[Data shown start]
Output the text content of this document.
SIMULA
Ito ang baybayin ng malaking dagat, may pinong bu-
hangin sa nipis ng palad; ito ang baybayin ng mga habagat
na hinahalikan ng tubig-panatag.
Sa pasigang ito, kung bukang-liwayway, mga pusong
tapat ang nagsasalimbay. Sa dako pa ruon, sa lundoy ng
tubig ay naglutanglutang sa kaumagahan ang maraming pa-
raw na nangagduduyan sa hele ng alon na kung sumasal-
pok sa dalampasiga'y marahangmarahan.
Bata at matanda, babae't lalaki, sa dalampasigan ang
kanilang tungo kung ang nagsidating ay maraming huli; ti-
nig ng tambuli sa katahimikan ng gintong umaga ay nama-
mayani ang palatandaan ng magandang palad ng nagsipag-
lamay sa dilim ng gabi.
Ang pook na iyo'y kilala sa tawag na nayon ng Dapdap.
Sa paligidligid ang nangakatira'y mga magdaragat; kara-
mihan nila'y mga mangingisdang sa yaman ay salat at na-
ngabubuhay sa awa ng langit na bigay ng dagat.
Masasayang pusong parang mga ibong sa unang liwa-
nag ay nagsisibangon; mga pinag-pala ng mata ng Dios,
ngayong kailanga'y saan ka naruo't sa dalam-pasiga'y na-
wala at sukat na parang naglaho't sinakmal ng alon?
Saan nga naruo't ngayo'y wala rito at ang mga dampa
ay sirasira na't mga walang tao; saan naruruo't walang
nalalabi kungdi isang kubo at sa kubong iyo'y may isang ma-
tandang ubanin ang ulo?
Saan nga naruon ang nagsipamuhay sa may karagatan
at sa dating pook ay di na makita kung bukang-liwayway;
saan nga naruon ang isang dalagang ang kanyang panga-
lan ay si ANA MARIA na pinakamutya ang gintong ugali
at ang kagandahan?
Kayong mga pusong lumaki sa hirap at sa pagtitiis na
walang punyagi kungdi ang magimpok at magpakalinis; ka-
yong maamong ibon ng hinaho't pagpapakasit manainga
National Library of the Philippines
[Data shown end]
Objective: Reproduce the full set of records precisely.

The result:
Output the text content of this document.
SIMULA
Ito ang baybayin ng malaking dagat, may pinong bu-
hangin sa nipis ng palad; ito ang baybayin ng mga habagat
na hinahalikan ng tubig-panatag.
Sa pasigang ito, kung bukang-liwayway, mga pusong
tapat ang nagsasalimbay. Sa dako pa ruon, sa lundoy ng
tubig ay naglutanglutang sa kaumagahan ang maraming pa-
raw na nangagduduyan sa hele ng alon na kung sumasal-
pok sa dalampasiga'y marahangmarahan.
Bata at matanda, babae't lalaki, sa dalampasigan ang
kanilang tungo kung ang nagsidating ay maraming huli; ti-
nig ng tambuli sa katahimikan ng gintong umaga ay nama-
mayani ang palatandaan ng magandang palad ng nagsipag-
lamay sa dilim ng gabi.
Ang pook na iyo'y kilala sa tawag na nayon ng Dapdap.
Sa paligidligid ang nangakatira'y mga magdaragat; kara-
mihan nila'y mga mangingisdang sa yaman ay salat at na-
ngabubuhay sa awa ng langit na bigay ng dagat.
Masasayang pusong parang mga ibong sa unang liwa-
nag ay nagsisibangon; mga pinag-pala ng mata ng Dios,
ngayong kailanga'y saan ka naruo't sa dalam-pasiga'y na-
wala at sukat na parang naglaho't sinakmal ng alon?
Saan nga naruo't ngayo'y wala rito at ang mga dampa
ay sirasira na't mga walang tao; saan naruruo't walang
nalalabi kungdi isang kubo at sa kubong iyo'y may isang ma-
tandang ubanin ang ulo?
Saan nga naruon ang nagsipamuhay sa may karagatan
at sa dating pook ay di na makita kung bukang-liwayway;
saan nga naruon ang isang dalagang ang kanyang panga-
lan ay si ANA MARIA na pinakamutya ang gintong ugali
at ang kagandahan?
Kayong mga pusong lumaki sa hirap at sa pagtitiis na
walang punyagi kungdi ang magimpok at magpakalinis; ka-
yong maamong ibon ng hinaho't pagpapakasit manainga
National Library of the Philippines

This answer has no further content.